CONTRIBUTO PARA O ESTUDO DA COMPOSIÇÃO DOS PRECIPITADOS

INTRODUÇÃO A grande instabilidade da cor de determinados tipos de vinho tinto, em particular dos vinhos de denominação de Origem Vinhos Verdes, tem originado uma acentuada desvalorização deste produto, com importantes repercussões económicas e sociais. De facto, nos últimos anos tem sido observada uma excessiva precipitação de matéria corante nos vinhos verdes tintos, bem visível no fundo dos depósitos onde são conservados ou mesmo, mais gravemente, na garrafa.

Concorrendo com a evolução natural do vinho tinto durante o período de conservação, esta precipitação origina pois uma modificação apreciável da cor do vinho, que constitui um dos aspectos mais importantes na avaliação da sua qualidade.

A precipitação de compostos fenólicos, vulgarmente designada por precipitação de matéria corante, é um fenómeno natural e frequente no vinho tinto durante o período de conservação.

Ribéreau-Gayon et al. (1976) e Glories (1979), defendem que a fracção coloidal é a componente fundamental dos precipitados de matéria corante. Os produtos de condensação de taninos e antocianinas, embora sejam responsáveis pela pigmentação dos precipitados, têm, segundo estes autores, um papel secundário.

Num estudo mais recente, Waters et al. (1994) verificaram que tais produtos constituem uma importante fracção dos precipitados.

O fenómeno parece ser fortemente condicionado pela fermentação maloláctica - FML (Ribéreau-Gayon, 1982) e, principalmente, pela estabilização tartárica (Glories, 1979; Usseglio-Tomasset e Di Stefano, 1980).

Por outro lado, pensa-se que as precipitações tartáricas que podem ocorrer no período de conservação do vinho são responsáveis, pelo menos em parte, pela precipitação de matéria corante, designadamente de matéria corante coloidal e que tal precipitação resulta não da insolubilização e precipitação das partículas coloidais por acção da temperatura (Sudraud, 1970; Ribéreau-Gayon et al., 1976) mas também do arrastamento pelos colóides e pelos sais tartáricos ao precipitarem.

Com efeito, no vinho podem existir combinações entre taninos e sais (Glories, 1979; Tang et al., 1992) que, tal como as combinações entre taninos e colóides (Glories, 1978), são susceptíveis de constituir um suporte coloidal para os compostos fenólicos. Estes polímeros, assim como os sais que se encontram em estado de sobressaturação, ao precipitarem podem arrastar mecanicamente ou por adsorção os compostos fenólicos (Glories, 1979).

= Exercício =
Escreva a continuação do excerto acima sobre a precipitação de matéria corante no vinho tinto, começando logo após a última frase.

= Material recolhido =
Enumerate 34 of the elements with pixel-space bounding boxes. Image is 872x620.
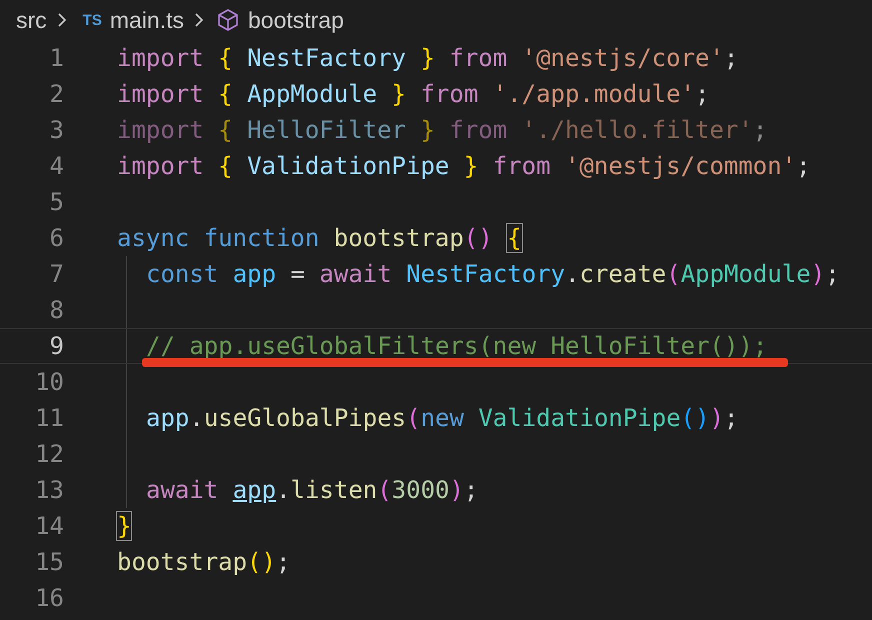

= Resposta certa =
Apesar de não termos encontrado qualquer referência bibliográfica explicitando a relação entre a precipitação de matéria corante e as precipitações tartáricas, o fenómeno de “empoeiramento” dos cristais abordado por diversos autores (Salgues et al., 1982; Guittard et al., 1982; Rodriguez-Clemente e CorreaGorospe, 1988; García-Ruíz et al., 1995), pode ter implícita tal ligação.

Esta hipótese parece colidir com a que evidencia a contribuição dada pelos polifenóis, como colóides protectores, para a estabilização tartárica (Gaillard et al., 1990). Mas, admitindo que a adsorção de matéria corante nas faces dos cristais de hidrogenotartarato de potássio (THK) pode ser apenas parcial, a inibição do crescimento também será parcial (Ribéreau-Gayon et al., 1976; Rodriguez-Clemente e Correa-Gorospe, 1988) e, existindo condições favoráveis, o processo de cristalização poderá desencadear-se e resultar mesmo em precipitação tartárica, com o consequente arrastamento de matéria corante adsorvida.

No presente trabalho apresenta-se, como complemento da pesquisa efectuada nos vinhos (Canas, 1997), o estudo de algumas características dos precipitados que se julga estarem mais relacionadas com a estabilidade da matéria corante.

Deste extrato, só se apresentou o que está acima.